» Aim:
Give the number of lines in the listing below that include the word "지급한다", with nothing more.

Data entries
** START **
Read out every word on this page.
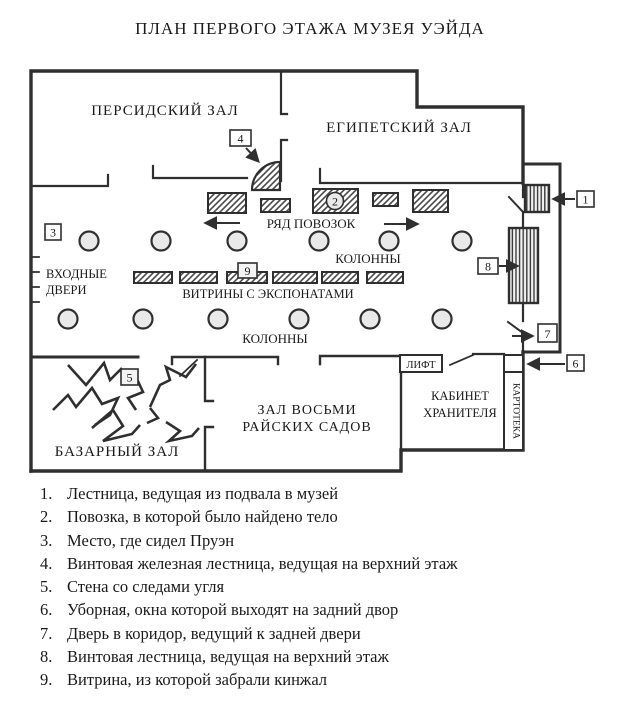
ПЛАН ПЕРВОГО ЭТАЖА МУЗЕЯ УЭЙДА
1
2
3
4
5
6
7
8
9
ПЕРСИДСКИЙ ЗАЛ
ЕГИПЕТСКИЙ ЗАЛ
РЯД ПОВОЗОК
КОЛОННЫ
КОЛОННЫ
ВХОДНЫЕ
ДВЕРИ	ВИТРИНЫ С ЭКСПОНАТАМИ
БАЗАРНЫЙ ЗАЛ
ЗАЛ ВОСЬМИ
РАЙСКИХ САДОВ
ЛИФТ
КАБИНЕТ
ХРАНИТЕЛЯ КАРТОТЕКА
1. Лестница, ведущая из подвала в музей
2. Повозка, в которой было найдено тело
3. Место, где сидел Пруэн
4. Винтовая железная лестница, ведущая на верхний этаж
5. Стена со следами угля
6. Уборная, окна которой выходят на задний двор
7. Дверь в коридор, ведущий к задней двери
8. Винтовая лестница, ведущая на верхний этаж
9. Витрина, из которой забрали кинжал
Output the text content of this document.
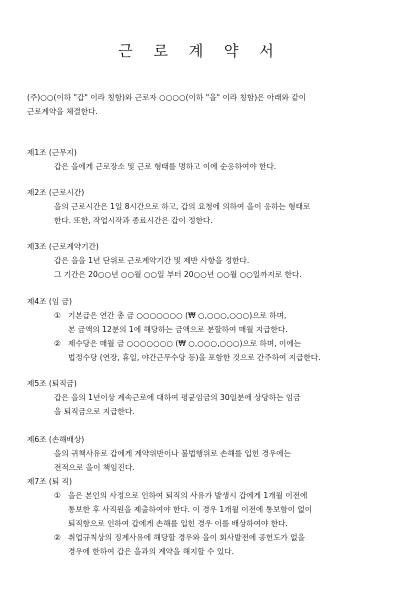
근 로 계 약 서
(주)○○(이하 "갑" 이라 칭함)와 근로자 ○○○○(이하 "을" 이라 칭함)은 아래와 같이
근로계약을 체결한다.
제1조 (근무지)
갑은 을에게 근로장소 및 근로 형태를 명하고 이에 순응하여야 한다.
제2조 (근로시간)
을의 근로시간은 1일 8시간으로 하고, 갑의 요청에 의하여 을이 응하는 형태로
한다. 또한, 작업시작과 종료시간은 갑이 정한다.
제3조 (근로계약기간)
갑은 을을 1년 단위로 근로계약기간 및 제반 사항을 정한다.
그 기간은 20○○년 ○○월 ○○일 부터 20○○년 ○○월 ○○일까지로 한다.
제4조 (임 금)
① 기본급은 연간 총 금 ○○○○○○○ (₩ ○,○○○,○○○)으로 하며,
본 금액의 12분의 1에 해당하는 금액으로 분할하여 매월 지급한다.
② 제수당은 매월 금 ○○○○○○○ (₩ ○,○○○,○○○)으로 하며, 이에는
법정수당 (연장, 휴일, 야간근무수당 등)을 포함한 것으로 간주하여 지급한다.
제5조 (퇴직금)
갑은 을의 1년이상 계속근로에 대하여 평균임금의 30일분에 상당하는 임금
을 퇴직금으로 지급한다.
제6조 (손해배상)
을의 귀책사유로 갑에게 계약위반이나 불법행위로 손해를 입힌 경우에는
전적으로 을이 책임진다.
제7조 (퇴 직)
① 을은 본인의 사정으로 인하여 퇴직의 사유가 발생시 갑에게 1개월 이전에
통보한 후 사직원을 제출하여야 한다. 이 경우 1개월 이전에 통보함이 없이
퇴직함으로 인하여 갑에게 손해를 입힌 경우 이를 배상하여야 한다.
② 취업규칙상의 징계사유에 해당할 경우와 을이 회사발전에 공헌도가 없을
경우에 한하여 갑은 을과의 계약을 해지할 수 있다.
** END **
** START **
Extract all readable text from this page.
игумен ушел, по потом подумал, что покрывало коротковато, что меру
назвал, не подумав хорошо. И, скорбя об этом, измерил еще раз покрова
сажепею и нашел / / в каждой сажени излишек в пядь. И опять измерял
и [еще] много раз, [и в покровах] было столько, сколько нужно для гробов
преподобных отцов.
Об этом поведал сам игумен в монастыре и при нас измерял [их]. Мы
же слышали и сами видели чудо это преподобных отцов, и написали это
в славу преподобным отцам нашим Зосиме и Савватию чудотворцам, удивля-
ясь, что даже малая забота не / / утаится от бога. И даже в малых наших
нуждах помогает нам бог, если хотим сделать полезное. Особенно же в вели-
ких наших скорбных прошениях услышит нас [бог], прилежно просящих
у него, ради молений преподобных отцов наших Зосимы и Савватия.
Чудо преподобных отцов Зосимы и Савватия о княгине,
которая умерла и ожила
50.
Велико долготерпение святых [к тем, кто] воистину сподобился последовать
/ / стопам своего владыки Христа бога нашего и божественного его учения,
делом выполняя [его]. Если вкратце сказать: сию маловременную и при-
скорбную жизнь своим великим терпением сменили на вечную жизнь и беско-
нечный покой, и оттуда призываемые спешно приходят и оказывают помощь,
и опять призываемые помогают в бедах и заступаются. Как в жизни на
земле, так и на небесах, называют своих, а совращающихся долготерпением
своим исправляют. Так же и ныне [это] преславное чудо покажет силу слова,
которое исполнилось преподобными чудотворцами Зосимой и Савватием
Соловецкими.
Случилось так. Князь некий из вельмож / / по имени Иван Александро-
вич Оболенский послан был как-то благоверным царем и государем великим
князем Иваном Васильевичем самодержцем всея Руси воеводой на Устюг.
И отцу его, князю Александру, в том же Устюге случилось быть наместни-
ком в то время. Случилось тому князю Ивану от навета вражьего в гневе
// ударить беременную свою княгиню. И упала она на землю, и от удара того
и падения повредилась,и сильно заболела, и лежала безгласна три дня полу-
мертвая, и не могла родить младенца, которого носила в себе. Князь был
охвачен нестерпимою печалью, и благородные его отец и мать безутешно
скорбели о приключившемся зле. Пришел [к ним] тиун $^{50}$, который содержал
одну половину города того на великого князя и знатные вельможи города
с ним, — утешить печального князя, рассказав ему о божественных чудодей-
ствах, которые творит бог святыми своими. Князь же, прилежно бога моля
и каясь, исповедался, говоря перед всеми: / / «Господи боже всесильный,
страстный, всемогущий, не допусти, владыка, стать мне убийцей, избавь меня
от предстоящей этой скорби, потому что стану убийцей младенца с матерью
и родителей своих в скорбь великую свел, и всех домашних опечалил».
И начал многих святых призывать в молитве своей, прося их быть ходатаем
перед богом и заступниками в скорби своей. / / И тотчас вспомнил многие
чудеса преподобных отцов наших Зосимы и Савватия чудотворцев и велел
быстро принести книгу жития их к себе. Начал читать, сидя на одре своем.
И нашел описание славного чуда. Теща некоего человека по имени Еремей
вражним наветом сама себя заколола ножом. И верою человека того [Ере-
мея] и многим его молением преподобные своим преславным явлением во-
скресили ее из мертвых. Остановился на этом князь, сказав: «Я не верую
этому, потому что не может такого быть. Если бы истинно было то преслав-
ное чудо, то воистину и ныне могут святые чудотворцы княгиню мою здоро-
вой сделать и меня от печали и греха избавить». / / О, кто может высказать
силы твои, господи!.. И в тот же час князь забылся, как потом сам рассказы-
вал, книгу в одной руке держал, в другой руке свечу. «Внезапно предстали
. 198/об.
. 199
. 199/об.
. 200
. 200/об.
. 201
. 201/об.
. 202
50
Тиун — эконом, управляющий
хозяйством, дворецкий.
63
** END **
» Right answer:
3